State how many lines of the records contain the string "emission", and give no other information.

_RECORDS PROVIDED_
·····

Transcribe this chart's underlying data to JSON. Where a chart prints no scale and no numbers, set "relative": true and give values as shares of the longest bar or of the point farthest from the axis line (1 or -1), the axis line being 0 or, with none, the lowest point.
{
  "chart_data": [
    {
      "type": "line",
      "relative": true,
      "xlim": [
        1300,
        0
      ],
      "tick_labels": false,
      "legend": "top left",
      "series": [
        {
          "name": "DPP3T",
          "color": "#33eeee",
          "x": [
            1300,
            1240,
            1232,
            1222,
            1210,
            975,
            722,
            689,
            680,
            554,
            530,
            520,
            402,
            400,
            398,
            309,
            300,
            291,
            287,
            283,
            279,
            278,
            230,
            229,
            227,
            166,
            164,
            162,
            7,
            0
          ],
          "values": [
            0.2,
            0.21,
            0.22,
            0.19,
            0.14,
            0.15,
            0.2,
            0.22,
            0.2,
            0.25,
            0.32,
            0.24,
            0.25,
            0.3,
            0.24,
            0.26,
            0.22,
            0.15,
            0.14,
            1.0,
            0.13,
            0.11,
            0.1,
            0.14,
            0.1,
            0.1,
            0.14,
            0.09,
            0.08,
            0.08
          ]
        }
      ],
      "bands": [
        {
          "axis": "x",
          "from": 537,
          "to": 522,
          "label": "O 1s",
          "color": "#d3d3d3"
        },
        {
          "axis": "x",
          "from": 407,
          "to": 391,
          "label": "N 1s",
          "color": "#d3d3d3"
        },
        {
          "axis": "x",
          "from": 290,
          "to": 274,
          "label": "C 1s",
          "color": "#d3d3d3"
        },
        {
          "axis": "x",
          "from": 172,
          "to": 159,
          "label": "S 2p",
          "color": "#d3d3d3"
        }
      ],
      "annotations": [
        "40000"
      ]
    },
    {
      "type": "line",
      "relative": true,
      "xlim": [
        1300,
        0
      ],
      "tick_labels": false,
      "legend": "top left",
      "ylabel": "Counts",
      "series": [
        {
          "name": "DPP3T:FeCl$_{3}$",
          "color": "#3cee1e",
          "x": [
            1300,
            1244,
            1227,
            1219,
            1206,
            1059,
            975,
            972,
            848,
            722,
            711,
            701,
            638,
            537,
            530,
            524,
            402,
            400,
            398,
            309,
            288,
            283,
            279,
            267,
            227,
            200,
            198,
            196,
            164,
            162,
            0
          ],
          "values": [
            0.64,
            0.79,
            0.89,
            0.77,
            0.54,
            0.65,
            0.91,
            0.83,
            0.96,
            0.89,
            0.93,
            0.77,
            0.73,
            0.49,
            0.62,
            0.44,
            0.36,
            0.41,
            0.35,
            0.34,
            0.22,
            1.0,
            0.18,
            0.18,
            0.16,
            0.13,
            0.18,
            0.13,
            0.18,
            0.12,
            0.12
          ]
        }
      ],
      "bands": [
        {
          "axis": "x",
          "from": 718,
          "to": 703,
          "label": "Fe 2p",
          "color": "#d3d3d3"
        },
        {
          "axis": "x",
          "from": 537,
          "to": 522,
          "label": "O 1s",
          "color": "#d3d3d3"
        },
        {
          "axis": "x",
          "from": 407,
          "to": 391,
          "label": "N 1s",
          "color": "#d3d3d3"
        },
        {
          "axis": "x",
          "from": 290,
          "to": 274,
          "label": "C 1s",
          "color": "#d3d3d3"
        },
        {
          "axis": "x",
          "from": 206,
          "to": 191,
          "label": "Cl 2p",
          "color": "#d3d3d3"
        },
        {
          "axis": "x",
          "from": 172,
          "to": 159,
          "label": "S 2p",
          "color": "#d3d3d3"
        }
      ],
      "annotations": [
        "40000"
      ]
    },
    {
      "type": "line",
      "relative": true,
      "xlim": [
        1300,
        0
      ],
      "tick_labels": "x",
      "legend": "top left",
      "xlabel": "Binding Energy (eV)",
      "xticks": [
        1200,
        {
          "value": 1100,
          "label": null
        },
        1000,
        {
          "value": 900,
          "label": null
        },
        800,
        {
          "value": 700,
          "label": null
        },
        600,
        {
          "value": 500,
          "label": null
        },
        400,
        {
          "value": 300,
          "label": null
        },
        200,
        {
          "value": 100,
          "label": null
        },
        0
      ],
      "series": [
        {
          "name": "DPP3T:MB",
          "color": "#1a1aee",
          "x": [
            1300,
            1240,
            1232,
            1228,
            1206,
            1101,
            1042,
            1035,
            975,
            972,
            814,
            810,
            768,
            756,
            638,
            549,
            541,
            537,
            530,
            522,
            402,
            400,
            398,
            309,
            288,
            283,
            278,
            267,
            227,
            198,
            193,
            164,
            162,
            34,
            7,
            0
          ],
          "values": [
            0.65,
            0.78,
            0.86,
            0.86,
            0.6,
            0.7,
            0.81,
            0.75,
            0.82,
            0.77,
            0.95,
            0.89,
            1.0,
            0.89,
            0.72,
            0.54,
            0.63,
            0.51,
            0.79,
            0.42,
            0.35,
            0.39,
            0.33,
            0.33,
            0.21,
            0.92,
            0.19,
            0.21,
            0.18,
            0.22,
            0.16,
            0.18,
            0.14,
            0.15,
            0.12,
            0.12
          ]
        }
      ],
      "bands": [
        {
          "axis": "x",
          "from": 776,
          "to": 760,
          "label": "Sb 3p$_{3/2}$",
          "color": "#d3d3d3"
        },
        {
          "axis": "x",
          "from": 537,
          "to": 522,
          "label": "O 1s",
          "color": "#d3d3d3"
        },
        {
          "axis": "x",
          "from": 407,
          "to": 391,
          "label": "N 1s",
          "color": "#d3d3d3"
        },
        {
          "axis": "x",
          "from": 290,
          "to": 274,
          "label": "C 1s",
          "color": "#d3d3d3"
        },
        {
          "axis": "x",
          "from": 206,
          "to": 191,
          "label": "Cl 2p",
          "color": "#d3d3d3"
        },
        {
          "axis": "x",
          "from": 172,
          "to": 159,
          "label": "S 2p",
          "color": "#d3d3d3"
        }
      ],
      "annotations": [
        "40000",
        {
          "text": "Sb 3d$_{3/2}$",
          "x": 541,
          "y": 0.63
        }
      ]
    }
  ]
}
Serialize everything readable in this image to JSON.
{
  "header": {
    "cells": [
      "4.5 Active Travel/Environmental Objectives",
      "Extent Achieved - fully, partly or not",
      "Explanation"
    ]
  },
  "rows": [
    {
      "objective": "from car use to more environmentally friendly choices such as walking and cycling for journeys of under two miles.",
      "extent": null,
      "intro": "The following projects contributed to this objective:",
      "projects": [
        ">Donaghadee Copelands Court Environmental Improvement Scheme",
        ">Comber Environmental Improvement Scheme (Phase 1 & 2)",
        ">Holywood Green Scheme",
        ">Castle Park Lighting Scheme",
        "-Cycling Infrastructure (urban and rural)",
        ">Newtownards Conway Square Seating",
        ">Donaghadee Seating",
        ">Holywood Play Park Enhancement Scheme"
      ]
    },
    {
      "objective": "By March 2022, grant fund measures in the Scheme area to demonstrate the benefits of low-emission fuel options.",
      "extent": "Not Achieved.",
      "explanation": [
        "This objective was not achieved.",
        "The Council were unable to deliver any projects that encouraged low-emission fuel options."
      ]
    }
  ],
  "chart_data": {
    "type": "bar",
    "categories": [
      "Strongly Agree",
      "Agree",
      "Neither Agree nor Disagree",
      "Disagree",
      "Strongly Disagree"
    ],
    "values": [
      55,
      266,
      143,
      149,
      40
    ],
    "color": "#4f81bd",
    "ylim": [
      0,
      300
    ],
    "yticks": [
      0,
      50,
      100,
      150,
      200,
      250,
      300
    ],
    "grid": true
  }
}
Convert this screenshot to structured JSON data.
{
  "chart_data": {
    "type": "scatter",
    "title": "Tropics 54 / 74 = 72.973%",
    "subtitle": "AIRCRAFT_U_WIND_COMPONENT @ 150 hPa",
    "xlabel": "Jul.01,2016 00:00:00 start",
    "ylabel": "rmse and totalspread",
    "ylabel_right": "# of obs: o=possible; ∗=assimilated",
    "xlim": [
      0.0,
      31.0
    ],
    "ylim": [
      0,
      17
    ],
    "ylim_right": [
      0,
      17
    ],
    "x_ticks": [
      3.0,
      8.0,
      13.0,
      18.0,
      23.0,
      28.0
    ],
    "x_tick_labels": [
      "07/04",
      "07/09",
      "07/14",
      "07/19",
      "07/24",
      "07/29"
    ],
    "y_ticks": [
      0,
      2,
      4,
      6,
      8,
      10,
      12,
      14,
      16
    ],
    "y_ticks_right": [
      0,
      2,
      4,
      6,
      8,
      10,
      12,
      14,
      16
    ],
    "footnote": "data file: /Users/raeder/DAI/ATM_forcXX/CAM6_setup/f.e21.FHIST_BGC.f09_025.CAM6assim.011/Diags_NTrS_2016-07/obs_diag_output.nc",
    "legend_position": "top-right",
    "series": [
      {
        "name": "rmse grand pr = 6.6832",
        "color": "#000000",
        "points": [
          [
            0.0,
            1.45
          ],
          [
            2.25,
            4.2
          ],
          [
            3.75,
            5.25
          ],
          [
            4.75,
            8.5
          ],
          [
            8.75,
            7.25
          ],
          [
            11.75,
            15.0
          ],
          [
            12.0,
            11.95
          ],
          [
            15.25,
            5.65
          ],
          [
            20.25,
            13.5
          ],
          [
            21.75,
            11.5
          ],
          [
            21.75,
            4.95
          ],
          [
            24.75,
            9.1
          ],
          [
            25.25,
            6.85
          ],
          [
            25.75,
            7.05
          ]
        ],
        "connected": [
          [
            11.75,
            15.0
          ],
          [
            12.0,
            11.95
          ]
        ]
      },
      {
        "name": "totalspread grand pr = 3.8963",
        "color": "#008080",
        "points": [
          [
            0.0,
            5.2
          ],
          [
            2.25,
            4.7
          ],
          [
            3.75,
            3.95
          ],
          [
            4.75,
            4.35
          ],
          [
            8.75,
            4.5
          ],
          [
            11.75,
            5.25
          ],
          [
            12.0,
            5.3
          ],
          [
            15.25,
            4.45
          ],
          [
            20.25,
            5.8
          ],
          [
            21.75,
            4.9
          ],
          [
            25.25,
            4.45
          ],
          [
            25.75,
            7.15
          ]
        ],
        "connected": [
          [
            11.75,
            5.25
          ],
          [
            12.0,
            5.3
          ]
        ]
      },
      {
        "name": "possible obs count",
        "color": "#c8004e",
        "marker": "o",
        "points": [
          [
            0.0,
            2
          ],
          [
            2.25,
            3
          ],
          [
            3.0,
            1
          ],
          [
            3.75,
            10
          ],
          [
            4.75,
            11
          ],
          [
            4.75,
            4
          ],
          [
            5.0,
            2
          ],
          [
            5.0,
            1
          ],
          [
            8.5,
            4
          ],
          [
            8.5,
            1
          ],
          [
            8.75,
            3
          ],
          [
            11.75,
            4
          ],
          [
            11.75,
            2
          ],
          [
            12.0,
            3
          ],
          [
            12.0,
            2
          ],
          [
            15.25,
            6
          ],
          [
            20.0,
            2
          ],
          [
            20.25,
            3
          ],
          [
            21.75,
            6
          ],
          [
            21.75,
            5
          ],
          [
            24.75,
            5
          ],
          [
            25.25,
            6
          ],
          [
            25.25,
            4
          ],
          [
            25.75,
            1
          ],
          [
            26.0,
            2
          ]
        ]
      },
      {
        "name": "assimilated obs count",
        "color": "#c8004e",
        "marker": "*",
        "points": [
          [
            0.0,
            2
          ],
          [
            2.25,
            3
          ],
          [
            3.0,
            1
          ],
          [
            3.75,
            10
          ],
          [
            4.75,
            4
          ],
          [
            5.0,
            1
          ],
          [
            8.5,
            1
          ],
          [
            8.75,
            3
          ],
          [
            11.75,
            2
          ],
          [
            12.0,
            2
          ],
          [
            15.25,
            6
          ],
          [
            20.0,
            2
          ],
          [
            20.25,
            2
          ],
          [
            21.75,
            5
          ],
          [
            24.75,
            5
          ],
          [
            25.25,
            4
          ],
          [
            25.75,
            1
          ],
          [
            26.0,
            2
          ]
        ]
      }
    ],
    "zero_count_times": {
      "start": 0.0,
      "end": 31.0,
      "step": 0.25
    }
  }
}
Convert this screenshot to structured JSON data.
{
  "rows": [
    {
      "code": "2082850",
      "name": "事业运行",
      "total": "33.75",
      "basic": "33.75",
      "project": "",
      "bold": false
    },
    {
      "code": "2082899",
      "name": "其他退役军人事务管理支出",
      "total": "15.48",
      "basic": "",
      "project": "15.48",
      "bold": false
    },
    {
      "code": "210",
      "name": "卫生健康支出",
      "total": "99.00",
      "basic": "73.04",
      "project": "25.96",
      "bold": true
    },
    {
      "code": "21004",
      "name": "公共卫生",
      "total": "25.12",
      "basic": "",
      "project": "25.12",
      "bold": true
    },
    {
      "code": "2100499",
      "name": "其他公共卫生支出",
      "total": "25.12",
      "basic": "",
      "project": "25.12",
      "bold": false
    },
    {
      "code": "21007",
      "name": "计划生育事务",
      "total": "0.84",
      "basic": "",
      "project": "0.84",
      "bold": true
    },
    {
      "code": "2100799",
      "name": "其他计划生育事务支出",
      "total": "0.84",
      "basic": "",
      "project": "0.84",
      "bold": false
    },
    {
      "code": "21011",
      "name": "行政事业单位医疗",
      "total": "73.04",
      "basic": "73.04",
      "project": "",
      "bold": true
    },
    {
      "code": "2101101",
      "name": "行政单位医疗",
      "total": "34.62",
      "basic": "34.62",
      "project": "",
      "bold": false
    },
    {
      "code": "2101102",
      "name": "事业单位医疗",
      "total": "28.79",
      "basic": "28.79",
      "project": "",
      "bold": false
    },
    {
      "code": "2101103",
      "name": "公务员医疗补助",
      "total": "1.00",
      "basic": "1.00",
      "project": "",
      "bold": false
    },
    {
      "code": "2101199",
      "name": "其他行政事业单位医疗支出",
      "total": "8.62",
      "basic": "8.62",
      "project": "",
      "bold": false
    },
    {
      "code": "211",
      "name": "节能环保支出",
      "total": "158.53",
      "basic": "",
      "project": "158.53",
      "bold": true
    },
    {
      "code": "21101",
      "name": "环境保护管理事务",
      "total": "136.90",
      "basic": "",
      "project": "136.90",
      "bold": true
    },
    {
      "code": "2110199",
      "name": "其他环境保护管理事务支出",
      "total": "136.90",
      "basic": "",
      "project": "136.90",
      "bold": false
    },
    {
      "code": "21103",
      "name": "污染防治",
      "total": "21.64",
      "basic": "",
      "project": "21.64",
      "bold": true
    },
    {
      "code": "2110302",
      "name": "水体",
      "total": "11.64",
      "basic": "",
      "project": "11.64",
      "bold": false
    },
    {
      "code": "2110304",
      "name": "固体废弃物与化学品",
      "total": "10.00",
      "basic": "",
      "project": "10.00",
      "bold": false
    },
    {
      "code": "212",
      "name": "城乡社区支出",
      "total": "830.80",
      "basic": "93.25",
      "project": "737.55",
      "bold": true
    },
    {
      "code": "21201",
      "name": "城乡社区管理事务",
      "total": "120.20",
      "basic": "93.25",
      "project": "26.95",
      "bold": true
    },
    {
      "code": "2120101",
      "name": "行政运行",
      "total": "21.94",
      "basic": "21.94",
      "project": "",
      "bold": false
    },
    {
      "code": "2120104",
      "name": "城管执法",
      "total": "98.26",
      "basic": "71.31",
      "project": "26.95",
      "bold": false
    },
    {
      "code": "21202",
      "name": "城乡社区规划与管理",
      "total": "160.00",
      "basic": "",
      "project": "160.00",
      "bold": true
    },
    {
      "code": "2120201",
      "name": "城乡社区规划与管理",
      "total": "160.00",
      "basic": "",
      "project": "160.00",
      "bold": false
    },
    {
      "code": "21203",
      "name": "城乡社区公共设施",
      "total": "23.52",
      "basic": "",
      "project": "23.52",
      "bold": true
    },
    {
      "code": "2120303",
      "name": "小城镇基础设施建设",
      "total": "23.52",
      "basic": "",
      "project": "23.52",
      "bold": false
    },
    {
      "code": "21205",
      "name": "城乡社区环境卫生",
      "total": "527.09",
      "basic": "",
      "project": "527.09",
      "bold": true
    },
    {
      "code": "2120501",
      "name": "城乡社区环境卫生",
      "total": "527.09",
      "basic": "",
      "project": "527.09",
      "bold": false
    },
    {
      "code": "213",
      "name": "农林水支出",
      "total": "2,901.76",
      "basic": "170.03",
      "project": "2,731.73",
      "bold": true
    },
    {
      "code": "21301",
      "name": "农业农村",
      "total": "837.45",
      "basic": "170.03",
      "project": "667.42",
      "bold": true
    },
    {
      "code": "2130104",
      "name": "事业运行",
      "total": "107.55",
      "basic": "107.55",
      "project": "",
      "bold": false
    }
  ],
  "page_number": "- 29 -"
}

·····

_ANSWER TO THE EXERCISE_
2